• _SHORT TASK_:
Every record below should be transcribed exactly. Omit the images.

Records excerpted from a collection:

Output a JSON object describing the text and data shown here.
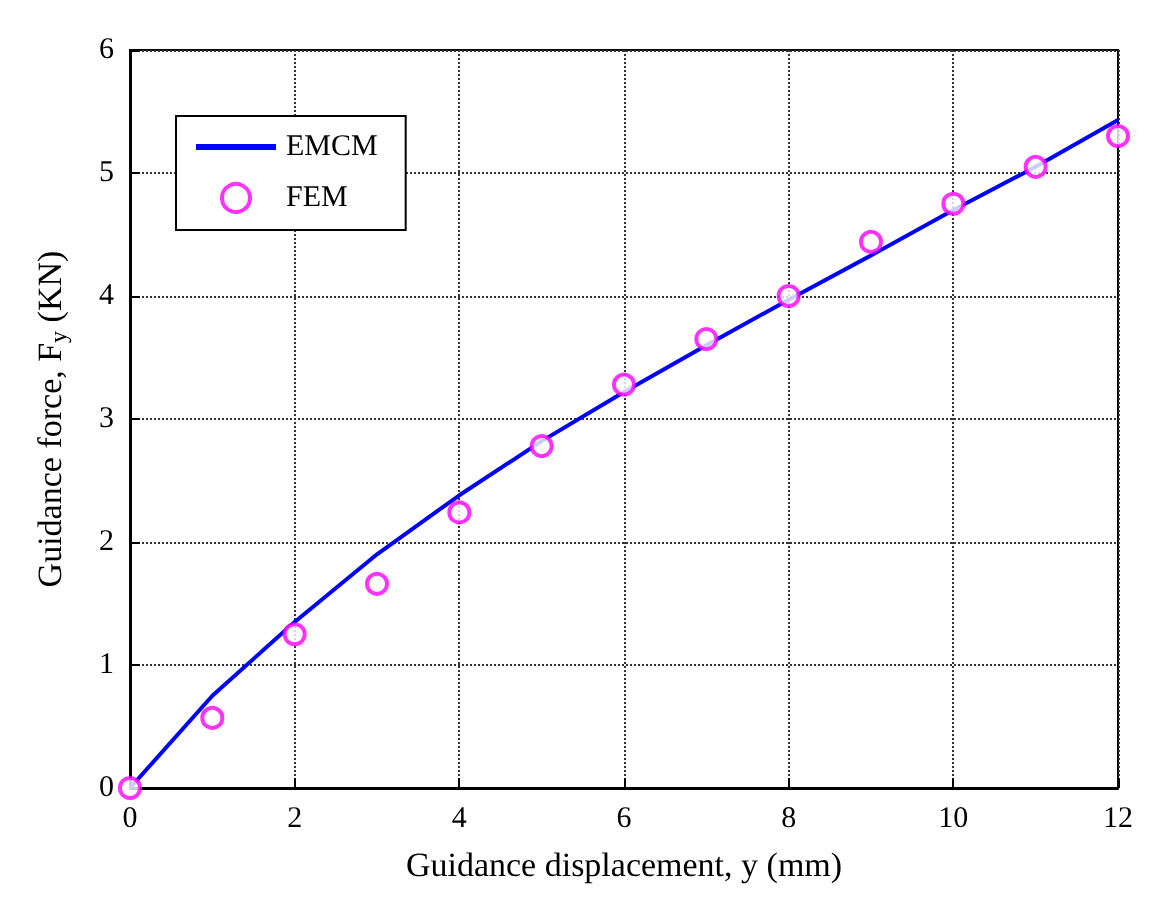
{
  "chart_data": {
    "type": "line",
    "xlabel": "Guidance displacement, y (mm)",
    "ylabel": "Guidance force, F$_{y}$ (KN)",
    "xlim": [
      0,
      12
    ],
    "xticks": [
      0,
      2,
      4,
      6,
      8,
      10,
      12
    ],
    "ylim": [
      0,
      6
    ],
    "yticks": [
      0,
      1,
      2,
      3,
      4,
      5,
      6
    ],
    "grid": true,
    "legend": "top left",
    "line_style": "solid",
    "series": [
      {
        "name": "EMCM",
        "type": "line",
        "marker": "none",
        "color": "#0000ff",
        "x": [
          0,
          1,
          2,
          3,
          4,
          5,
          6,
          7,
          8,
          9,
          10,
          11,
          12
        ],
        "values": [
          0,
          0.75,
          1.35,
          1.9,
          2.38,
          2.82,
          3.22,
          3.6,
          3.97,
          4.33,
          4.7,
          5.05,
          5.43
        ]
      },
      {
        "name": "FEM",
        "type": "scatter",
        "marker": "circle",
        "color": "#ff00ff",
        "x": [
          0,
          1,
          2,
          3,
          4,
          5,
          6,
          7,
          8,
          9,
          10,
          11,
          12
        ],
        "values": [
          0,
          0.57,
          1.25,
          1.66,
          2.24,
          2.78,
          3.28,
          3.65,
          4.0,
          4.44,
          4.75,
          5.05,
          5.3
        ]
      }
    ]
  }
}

• _TASK RESPONSE_:
Output a JSON object describing the text and data shown here.
{
  "chart_data": {
    "type": "line",
    "xlabel": "Guidance displacement, y (mm)",
    "ylabel": "Guidance force, F$_{y}$ (KN)",
    "xlim": [
      0,
      12
    ],
    "xticks": [
      0,
      2,
      4,
      6,
      8,
      10,
      12
    ],
    "ylim": [
      0,
      6
    ],
    "yticks": [
      0,
      1,
      2,
      3,
      4,
      5,
      6
    ],
    "grid": true,
    "legend": "top left",
    "line_style": "solid",
    "series": [
      {
        "name": "EMCM",
        "type": "line",
        "marker": "none",
        "color": "#0000ff",
        "x": [
          0,
          1,
          2,
          3,
          4,
          5,
          6,
          7,
          8,
          9,
          10,
          11,
          12
        ],
        "values": [
          0,
          0.75,
          1.35,
          1.9,
          2.38,
          2.82,
          3.22,
          3.6,
          3.97,
          4.33,
          4.7,
          5.05,
          5.43
        ]
      },
      {
        "name": "FEM",
        "type": "scatter",
        "marker": "circle",
        "color": "#ff00ff",
        "x": [
          0,
          1,
          2,
          3,
          4,
          5,
          6,
          7,
          8,
          9,
          10,
          11,
          12
        ],
        "values": [
          0,
          0.57,
          1.25,
          1.66,
          2.24,
          2.78,
          3.28,
          3.65,
          4.0,
          4.44,
          4.75,
          5.05,
          5.3
        ]
      }
    ]
  }
}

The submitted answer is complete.